In the entries below, find every line with "phối" and copy it.

▬▬▬▬▬▬▬▬▬▬

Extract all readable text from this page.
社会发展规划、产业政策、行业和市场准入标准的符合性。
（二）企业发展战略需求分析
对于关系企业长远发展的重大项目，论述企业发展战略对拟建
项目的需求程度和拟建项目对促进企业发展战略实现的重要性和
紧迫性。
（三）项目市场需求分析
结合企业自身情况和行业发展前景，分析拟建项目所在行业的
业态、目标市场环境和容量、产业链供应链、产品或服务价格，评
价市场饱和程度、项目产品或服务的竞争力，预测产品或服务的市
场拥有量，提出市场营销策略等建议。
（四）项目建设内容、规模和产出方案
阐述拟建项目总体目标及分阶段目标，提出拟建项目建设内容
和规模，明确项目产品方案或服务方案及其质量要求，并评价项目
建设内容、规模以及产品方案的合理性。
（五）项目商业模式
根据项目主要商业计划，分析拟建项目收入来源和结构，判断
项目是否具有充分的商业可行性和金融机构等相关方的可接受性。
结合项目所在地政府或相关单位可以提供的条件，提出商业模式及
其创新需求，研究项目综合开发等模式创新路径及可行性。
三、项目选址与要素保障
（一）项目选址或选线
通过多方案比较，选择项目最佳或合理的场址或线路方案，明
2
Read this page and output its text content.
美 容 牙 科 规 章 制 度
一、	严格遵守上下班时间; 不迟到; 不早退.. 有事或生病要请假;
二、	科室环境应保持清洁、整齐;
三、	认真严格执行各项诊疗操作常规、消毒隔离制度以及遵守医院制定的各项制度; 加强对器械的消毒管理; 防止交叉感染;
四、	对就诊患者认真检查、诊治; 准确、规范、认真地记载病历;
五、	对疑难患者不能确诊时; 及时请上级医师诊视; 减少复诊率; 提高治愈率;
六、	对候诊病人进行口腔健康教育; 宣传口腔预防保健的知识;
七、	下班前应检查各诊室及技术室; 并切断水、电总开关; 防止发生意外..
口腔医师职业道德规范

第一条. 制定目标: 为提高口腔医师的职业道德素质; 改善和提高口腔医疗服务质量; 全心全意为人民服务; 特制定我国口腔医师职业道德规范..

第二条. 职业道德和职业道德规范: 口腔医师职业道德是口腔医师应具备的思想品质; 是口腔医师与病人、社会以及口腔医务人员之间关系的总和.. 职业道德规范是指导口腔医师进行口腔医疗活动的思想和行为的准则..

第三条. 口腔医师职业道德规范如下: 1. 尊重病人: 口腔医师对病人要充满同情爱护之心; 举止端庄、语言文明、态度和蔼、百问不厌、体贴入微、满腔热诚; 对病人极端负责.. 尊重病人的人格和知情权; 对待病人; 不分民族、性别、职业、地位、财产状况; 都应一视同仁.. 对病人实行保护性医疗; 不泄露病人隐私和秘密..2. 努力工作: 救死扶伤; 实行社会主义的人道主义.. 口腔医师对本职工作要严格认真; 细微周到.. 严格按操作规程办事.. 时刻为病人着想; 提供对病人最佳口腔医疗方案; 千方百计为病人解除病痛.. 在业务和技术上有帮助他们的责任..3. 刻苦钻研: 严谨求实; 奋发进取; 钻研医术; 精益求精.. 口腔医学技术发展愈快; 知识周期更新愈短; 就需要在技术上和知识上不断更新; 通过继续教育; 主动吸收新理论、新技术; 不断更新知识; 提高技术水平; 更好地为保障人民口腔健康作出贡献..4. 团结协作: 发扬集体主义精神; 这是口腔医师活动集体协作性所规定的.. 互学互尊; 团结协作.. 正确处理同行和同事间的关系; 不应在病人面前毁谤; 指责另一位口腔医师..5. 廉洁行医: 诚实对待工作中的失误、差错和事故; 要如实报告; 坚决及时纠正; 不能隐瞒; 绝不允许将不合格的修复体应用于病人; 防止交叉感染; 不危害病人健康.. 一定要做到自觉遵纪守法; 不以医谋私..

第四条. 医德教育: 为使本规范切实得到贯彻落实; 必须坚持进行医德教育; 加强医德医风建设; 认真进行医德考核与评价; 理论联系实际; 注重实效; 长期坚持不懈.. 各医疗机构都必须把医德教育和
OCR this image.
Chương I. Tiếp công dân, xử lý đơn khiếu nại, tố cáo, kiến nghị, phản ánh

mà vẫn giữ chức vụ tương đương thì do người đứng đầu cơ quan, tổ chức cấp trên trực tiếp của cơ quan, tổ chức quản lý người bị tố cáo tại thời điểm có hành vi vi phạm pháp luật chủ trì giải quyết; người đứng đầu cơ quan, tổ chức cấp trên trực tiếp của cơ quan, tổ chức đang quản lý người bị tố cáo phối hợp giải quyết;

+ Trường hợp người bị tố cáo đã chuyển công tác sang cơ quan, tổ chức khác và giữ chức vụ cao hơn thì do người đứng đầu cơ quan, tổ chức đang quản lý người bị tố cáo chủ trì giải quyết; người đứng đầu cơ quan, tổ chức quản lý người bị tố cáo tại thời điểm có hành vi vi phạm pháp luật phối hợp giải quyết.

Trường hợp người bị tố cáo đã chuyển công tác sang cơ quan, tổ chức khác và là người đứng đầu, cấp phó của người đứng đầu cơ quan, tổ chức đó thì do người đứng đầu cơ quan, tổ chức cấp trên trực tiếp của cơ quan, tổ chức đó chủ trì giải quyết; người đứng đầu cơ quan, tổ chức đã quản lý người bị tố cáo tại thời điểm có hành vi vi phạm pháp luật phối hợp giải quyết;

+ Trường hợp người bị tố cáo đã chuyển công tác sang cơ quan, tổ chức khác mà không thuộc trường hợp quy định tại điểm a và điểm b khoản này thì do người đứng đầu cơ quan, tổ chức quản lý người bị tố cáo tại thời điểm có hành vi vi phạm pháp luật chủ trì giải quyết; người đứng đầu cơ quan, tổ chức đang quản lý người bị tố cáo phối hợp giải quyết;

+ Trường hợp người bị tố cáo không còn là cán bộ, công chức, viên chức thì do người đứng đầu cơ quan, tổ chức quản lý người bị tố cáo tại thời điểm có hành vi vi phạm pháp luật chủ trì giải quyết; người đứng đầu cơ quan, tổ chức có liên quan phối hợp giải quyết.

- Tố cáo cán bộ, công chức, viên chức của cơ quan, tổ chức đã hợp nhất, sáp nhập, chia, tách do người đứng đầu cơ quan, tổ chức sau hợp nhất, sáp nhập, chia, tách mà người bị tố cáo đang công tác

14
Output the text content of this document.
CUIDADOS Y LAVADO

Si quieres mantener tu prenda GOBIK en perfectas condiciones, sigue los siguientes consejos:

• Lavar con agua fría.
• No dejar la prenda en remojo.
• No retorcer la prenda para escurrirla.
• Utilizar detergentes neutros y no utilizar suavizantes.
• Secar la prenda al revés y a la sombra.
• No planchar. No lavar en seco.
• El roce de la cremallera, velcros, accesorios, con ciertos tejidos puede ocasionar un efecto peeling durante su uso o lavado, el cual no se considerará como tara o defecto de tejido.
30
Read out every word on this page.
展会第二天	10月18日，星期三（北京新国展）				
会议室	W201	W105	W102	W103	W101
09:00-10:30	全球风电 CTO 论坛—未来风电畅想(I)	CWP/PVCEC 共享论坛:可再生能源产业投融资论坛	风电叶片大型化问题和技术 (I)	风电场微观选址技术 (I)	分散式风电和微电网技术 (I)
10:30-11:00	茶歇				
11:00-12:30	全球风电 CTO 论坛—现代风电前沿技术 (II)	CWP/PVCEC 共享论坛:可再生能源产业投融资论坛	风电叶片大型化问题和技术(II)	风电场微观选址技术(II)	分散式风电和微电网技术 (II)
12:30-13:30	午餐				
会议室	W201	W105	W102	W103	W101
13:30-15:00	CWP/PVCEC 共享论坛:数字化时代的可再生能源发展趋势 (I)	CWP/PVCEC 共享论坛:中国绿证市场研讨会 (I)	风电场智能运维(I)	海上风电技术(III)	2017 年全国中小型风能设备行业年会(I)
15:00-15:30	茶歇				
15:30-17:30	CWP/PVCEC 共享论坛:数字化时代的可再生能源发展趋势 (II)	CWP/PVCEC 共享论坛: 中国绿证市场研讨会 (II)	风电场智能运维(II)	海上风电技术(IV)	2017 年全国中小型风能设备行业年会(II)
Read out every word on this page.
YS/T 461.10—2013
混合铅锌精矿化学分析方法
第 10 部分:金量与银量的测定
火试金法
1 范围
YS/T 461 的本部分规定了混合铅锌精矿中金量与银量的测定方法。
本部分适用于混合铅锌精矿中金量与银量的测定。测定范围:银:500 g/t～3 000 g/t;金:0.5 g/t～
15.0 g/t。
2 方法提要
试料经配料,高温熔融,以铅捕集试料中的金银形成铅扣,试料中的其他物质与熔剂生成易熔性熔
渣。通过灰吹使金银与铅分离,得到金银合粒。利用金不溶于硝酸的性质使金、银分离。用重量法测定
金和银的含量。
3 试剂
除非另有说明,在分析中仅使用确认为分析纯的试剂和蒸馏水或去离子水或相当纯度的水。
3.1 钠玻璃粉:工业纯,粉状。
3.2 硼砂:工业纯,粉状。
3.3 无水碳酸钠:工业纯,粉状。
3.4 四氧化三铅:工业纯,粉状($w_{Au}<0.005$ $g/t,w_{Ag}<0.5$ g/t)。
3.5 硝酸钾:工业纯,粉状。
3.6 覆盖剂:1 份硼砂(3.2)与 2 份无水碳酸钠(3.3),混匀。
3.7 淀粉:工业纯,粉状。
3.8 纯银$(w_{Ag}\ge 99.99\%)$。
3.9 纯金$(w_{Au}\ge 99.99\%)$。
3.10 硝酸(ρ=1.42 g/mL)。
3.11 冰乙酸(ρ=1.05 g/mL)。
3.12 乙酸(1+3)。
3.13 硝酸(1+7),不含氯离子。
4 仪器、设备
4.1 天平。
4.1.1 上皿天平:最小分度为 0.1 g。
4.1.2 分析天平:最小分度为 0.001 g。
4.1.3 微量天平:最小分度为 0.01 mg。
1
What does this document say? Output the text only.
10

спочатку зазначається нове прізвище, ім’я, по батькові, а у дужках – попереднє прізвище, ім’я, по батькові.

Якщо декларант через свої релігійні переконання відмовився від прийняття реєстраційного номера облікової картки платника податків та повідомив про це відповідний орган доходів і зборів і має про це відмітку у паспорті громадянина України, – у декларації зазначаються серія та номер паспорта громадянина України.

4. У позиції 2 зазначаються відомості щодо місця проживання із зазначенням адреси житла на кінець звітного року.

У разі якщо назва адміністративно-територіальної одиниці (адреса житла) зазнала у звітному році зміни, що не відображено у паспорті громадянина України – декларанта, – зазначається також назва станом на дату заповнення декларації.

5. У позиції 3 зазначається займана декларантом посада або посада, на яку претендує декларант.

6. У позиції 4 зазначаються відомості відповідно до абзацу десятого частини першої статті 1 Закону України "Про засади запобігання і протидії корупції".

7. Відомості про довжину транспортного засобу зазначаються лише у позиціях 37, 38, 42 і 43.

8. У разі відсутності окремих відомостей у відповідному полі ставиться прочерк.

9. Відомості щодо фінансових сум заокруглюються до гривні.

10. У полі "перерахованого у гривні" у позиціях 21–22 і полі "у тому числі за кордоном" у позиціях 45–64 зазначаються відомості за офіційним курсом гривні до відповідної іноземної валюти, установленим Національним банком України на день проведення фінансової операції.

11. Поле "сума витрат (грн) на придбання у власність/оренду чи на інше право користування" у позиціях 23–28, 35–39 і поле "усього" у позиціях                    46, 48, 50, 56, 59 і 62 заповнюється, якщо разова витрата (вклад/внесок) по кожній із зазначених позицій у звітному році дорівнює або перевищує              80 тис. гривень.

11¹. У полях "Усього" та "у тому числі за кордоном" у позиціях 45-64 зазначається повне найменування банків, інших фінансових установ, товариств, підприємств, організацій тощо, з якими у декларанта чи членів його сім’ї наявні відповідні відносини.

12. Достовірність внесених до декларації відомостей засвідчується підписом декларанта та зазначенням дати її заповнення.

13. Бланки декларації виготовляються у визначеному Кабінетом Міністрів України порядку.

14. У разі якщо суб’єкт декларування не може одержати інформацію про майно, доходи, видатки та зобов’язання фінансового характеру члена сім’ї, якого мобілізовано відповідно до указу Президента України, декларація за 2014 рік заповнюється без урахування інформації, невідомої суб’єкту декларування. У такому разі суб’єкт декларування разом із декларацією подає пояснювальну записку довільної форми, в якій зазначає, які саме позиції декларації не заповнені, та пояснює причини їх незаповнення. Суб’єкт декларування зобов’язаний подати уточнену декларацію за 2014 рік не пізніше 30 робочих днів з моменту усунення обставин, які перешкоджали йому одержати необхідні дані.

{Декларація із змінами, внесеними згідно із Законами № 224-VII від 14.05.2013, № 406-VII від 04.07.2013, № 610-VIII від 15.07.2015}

▬▬▬▬▬▬▬▬▬▬

- _SOLUTION FOR THIS EXERCISE_:
mà vẫn giữ chức vụ tương đương thì do người đứng đầu cơ quan, tổ chức cấp trên trực tiếp của cơ quan, tổ chức quản lý người bị tố cáo tại thời điểm có hành vi vi phạm pháp luật chủ trì giải quyết; người đứng đầu cơ quan, tổ chức cấp trên trực tiếp của cơ quan, tổ chức đang quản lý người bị tố cáo phối hợp giải quyết;
+ Trường hợp người bị tố cáo đã chuyển công tác sang cơ quan, tổ chức khác và giữ chức vụ cao hơn thì do người đứng đầu cơ quan, tổ chức đang quản lý người bị tố cáo chủ trì giải quyết; người đứng đầu cơ quan, tổ chức quản lý người bị tố cáo tại thời điểm có hành vi vi phạm pháp luật phối hợp giải quyết.
Trường hợp người bị tố cáo đã chuyển công tác sang cơ quan, tổ chức khác và là người đứng đầu, cấp phó của người đứng đầu cơ quan, tổ chức đó thì do người đứng đầu cơ quan, tổ chức cấp trên trực tiếp của cơ quan, tổ chức đó chủ trì giải quyết; người đứng đầu cơ quan, tổ chức đã quản lý người bị tố cáo tại thời điểm có hành vi vi phạm pháp luật phối hợp giải quyết;
+ Trường hợp người bị tố cáo đã chuyển công tác sang cơ quan, tổ chức khác mà không thuộc trường hợp quy định tại điểm a và điểm b khoản này thì do người đứng đầu cơ quan, tổ chức quản lý người bị tố cáo tại thời điểm có hành vi vi phạm pháp luật chủ trì giải quyết; người đứng đầu cơ quan, tổ chức đang quản lý người bị tố cáo phối hợp giải quyết;
+ Trường hợp người bị tố cáo không còn là cán bộ, công chức, viên chức thì do người đứng đầu cơ quan, tổ chức quản lý người bị tố cáo tại thời điểm có hành vi vi phạm pháp luật chủ trì giải quyết; người đứng đầu cơ quan, tổ chức có liên quan phối hợp giải quyết.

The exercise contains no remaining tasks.